> **Task brief**:
Copy the data word for word, starting from the very beginning and going on through the line that contains "16, 24, 25]", with that line included.

___ Records shown ___

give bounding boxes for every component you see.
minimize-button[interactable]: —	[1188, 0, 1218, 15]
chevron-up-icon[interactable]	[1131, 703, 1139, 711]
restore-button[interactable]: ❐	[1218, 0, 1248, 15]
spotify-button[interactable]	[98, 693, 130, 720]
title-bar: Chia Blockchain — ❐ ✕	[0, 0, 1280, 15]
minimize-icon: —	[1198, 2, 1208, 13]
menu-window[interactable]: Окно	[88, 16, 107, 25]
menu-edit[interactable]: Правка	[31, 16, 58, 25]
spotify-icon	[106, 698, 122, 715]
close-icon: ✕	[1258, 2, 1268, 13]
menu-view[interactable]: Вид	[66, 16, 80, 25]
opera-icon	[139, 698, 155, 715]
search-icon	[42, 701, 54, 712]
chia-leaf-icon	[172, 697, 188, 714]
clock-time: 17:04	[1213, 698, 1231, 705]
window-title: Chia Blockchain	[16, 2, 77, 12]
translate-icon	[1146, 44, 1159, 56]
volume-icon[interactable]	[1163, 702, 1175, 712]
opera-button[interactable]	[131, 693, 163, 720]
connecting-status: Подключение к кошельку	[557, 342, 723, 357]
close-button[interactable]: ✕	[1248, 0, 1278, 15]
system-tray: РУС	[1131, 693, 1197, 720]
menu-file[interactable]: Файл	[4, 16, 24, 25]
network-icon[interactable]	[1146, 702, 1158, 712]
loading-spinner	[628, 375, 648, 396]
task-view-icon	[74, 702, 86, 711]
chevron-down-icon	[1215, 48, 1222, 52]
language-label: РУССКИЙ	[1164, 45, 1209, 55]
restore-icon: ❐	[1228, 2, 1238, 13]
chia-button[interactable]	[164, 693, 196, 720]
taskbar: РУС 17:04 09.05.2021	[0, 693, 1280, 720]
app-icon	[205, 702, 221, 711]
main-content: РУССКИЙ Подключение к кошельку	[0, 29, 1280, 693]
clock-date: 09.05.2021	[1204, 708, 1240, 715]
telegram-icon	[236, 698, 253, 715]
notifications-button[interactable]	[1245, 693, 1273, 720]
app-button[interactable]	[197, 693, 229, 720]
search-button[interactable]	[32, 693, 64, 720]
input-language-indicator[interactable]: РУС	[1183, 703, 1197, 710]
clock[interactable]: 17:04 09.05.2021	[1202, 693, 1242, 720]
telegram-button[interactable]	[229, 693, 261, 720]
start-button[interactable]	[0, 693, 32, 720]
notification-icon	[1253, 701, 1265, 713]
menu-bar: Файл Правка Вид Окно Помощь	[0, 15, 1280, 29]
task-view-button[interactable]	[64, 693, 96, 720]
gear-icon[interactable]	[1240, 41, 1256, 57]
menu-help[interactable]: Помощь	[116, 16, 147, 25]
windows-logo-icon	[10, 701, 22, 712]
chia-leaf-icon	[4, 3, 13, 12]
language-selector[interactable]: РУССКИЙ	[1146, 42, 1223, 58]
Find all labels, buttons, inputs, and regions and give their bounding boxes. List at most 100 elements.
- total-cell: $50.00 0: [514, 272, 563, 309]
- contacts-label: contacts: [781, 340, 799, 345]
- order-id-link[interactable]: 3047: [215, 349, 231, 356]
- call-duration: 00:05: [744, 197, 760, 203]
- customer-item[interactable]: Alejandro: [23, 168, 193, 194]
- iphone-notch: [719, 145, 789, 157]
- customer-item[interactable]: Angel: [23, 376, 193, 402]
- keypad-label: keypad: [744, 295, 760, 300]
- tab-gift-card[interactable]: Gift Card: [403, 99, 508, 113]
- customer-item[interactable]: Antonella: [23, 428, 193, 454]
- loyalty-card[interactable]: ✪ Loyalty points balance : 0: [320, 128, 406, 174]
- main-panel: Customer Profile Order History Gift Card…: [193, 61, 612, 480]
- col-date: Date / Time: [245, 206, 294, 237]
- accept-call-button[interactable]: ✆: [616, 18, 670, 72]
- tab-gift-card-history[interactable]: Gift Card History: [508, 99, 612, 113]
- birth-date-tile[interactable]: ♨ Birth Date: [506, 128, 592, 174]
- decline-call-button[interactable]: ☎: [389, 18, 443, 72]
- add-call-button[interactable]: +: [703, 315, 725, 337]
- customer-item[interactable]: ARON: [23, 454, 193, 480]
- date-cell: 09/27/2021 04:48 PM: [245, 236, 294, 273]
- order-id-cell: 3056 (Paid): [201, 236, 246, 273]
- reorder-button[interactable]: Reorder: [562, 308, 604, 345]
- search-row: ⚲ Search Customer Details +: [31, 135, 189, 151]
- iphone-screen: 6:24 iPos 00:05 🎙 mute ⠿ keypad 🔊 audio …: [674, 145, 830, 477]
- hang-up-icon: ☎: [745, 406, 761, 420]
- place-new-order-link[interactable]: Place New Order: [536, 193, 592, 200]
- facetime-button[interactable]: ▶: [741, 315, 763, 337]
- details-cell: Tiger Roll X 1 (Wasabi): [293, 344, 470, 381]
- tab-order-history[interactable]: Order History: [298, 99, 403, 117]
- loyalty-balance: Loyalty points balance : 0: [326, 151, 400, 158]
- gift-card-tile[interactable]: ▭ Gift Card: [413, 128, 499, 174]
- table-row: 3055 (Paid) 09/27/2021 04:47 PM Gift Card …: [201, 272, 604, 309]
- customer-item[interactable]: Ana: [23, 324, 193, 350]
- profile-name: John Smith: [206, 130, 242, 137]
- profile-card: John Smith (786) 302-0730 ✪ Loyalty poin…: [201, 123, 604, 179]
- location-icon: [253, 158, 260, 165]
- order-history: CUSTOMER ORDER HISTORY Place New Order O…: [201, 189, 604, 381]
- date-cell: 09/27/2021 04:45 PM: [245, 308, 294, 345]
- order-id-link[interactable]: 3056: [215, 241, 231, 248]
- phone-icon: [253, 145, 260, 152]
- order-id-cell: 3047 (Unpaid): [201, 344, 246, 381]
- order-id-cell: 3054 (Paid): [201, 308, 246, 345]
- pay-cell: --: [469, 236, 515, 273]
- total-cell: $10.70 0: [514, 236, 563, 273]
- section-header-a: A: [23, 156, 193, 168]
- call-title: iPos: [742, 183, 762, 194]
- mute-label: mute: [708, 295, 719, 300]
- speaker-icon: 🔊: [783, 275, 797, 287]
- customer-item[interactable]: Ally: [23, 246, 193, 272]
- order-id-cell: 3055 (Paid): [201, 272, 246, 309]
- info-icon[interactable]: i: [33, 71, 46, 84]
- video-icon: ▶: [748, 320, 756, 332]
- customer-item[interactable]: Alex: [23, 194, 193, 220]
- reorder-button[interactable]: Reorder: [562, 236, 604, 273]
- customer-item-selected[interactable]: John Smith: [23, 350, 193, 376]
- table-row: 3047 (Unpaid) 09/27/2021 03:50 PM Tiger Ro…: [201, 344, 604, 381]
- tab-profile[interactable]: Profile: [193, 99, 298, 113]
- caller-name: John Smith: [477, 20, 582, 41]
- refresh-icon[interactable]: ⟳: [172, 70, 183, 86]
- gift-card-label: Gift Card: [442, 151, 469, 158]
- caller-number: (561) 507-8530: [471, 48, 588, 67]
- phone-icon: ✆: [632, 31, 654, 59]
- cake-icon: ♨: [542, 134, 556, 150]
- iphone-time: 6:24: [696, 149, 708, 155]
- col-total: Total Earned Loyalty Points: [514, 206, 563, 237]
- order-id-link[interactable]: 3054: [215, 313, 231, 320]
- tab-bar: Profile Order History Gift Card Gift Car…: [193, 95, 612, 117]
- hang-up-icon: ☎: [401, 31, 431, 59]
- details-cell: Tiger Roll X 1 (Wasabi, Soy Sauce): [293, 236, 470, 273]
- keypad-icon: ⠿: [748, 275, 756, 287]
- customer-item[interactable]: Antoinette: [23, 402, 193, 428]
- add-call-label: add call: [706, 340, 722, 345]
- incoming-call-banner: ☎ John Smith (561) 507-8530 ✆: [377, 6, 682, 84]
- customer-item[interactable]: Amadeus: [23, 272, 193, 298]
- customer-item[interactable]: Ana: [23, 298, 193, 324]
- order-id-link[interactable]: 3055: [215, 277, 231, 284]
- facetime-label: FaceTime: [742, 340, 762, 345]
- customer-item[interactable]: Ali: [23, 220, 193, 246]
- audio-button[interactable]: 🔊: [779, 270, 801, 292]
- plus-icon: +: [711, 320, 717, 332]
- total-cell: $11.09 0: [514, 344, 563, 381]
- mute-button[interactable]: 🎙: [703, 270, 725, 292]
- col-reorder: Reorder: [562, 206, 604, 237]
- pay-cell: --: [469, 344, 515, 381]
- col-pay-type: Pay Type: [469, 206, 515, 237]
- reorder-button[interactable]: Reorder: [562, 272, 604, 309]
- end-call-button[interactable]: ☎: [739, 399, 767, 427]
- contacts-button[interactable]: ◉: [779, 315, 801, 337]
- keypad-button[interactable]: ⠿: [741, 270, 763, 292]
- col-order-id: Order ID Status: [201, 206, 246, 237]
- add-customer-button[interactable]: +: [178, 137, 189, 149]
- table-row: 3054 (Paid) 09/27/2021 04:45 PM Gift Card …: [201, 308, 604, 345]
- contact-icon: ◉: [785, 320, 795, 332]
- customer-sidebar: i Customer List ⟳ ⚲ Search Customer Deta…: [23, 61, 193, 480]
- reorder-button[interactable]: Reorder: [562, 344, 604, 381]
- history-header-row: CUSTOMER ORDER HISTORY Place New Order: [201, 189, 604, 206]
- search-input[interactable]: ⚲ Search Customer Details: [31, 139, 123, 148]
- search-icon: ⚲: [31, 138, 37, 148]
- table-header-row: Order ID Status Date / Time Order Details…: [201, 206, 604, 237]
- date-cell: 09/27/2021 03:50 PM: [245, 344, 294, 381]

___

> **Correct answer**:
give bounding boxes for every component you see.
minimize-button[interactable]: —	[1188, 0, 1218, 15]
chevron-up-icon[interactable]	[1131, 703, 1139, 711]
restore-button[interactable]: ❐	[1218, 0, 1248, 15]
spotify-button[interactable]	[98, 693, 130, 720]
title-bar: Chia Blockchain — ❐ ✕	[0, 0, 1280, 15]
minimize-icon: —	[1198, 2, 1208, 13]
menu-window[interactable]: Окно	[88, 16, 107, 25]
menu-edit[interactable]: Правка	[31, 16, 58, 25]
spotify-icon	[106, 698, 122, 715]
close-icon: ✕	[1258, 2, 1268, 13]
menu-view[interactable]: Вид	[66, 16, 80, 25]
opera-icon	[139, 698, 155, 715]
search-icon	[42, 701, 54, 712]
chia-leaf-icon	[172, 697, 188, 714]
clock-time: 17:04	[1213, 698, 1231, 705]
window-title: Chia Blockchain	[16, 2, 77, 12]
translate-icon	[1146, 44, 1159, 56]
volume-icon[interactable]	[1163, 702, 1175, 712]
opera-button[interactable]	[131, 693, 163, 720]
connecting-status: Подключение к кошельку	[557, 342, 723, 357]
close-button[interactable]: ✕	[1248, 0, 1278, 15]
system-tray: РУС	[1131, 693, 1197, 720]
menu-file[interactable]: Файл	[4, 16, 24, 25]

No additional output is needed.